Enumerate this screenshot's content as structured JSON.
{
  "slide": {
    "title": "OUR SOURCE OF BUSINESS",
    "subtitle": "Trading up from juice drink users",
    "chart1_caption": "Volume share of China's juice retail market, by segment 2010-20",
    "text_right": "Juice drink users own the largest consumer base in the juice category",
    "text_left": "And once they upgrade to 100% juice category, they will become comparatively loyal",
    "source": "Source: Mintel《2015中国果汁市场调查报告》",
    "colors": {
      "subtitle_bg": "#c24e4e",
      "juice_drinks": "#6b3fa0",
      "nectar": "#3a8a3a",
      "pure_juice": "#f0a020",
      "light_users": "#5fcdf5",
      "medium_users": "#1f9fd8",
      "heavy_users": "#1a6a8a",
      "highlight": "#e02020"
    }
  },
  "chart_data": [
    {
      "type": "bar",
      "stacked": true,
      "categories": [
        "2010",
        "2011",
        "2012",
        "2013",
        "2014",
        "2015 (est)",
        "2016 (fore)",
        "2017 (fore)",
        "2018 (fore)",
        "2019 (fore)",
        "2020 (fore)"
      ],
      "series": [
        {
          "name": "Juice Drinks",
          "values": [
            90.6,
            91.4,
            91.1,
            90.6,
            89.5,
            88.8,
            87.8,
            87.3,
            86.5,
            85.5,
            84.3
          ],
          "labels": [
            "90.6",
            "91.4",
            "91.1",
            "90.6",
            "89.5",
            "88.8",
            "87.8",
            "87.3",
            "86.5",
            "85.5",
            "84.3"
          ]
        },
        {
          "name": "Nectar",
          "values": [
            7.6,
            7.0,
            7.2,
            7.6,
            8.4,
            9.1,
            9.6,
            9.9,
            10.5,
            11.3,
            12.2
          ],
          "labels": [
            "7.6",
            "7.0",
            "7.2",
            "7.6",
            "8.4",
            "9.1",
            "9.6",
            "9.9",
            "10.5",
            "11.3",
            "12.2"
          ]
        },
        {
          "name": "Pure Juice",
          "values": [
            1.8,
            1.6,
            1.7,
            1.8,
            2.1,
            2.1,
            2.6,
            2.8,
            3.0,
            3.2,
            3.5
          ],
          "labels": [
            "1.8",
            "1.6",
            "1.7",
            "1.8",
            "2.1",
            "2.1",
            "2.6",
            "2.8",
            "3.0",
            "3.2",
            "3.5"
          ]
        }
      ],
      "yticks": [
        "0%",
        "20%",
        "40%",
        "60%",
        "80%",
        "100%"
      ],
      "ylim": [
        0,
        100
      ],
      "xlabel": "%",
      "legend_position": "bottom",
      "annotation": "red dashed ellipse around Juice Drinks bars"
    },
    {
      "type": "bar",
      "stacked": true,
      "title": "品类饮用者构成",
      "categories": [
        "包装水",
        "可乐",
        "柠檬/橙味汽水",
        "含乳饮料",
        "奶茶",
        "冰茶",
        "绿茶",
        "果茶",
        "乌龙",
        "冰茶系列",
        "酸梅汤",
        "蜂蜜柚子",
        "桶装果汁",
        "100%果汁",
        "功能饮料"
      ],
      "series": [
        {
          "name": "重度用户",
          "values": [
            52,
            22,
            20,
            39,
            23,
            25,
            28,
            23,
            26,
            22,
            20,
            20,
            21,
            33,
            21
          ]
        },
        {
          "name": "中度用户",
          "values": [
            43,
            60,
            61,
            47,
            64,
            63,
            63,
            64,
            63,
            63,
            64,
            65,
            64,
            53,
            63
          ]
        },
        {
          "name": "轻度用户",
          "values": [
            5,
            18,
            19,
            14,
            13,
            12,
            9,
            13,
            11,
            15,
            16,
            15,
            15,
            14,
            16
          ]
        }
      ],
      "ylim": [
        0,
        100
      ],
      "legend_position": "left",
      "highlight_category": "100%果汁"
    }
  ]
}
---*---
The records above should be restated word for word, please.

Enumerate this screenshot's content as structured JSON.
{
  "slide": {
    "title": "OUR SOURCE OF BUSINESS",
    "subtitle": "Trading up from juice drink users",
    "chart1_caption": "Volume share of China's juice retail market, by segment 2010-20",
    "text_right": "Juice drink users own the largest consumer base in the juice category",
    "text_left": "And once they upgrade to 100% juice category, they will become comparatively loyal",
    "source": "Source: Mintel《2015中国果汁市场调查报告》",
    "colors": {
      "subtitle_bg": "#c24e4e",
      "juice_drinks": "#6b3fa0",
      "nectar": "#3a8a3a",
      "pure_juice": "#f0a020",
      "light_users": "#5fcdf5",
      "medium_users": "#1f9fd8",
      "heavy_users": "#1a6a8a",
      "highlight": "#e02020"
    }
  },
  "chart_data": [
    {
      "type": "bar",
      "stacked": true,
      "categories": [
        "2010",
        "2011",
        "2012",
        "2013",
        "2014",
        "2015 (est)",
        "2016 (fore)",
        "2017 (fore)",
        "2018 (fore)",
        "2019 (fore)",
        "2020 (fore)"
      ],
      "series": [
        {
          "name": "Juice Drinks",
          "values": [
            90.6,
            91.4,
            91.1,
            90.6,
            89.5,
            88.8,
            87.8,
            87.3,
            86.5,
            85.5,
            84.3
          ],
          "labels": [
            "90.6",
            "91.4",
            "91.1",
            "90.6",
            "89.5",
            "88.8",
            "87.8",
            "87.3",
            "86.5",
            "85.5",
            "84.3"
          ]
        },
        {
          "name": "Nectar",
          "values": [
            7.6,
            7.0,
            7.2,
            7.6,
            8.4,
            9.1,
            9.6,
            9.9,
            10.5,
            11.3,
            12.2
          ],
          "labels": [
            "7.6",
            "7.0",
            "7.2",
            "7.6",
            "8.4",
            "9.1",
            "9.6",
            "9.9",
            "10.5",
            "11.3",
            "12.2"
          ]
        },
        {
          "name": "Pure Juice",
          "values": [
            1.8,
            1.6,
            1.7,
            1.8,
            2.1,
            2.1,
            2.6,
            2.8,
            3.0,
            3.2,
            3.5
          ],
          "labels": [
            "1.8",
            "1.6",
            "1.7",
            "1.8",
            "2.1",
            "2.1",
            "2.6",
            "2.8",
            "3.0",
            "3.2",
            "3.5"
          ]
        }
      ],
      "yticks": [
        "0%",
        "20%",
        "40%",
        "60%",
        "80%",
        "100%"
      ],
      "ylim": [
        0,
        100
      ],
      "xlabel": "%",
      "legend_position": "bottom",
      "annotation": "red dashed ellipse around Juice Drinks bars"
    },
    {
      "type": "bar",
      "stacked": true,
      "title": "品类饮用者构成",
      "categories": [
        "包装水",
        "可乐",
        "柠檬/橙味汽水",
        "含乳饮料",
        "奶茶",
        "冰茶",
        "绿茶",
        "果茶",
        "乌龙",
        "冰茶系列",
        "酸梅汤",
        "蜂蜜柚子",
        "桶装果汁",
        "100%果汁",
        "功能饮料"
      ],
      "series": [
        {
          "name": "重度用户",
          "values": [
            52,
            22,
            20,
            39,
            23,
            25,
            28,
            23,
            26,
            22,
            20,
            20,
            21,
            33,
            21
          ]
        },
        {
          "name": "中度用户",
          "values": [
            43,
            60,
            61,
            47,
            64,
            63,
            63,
            64,
            63,
            63,
            64,
            65,
            64,
            53,
            63
          ]
        },
        {
          "name": "轻度用户",
          "values": [
            5,
            18,
            19,
            14,
            13,
            12,
            9,
            13,
            11,
            15,
            16,
            15,
            15,
            14,
            16
          ]
        }
      ],
      "ylim": [
        0,
        100
      ],
      "legend_position": "left",
      "highlight_category": "100%果汁"
    }
  ]
}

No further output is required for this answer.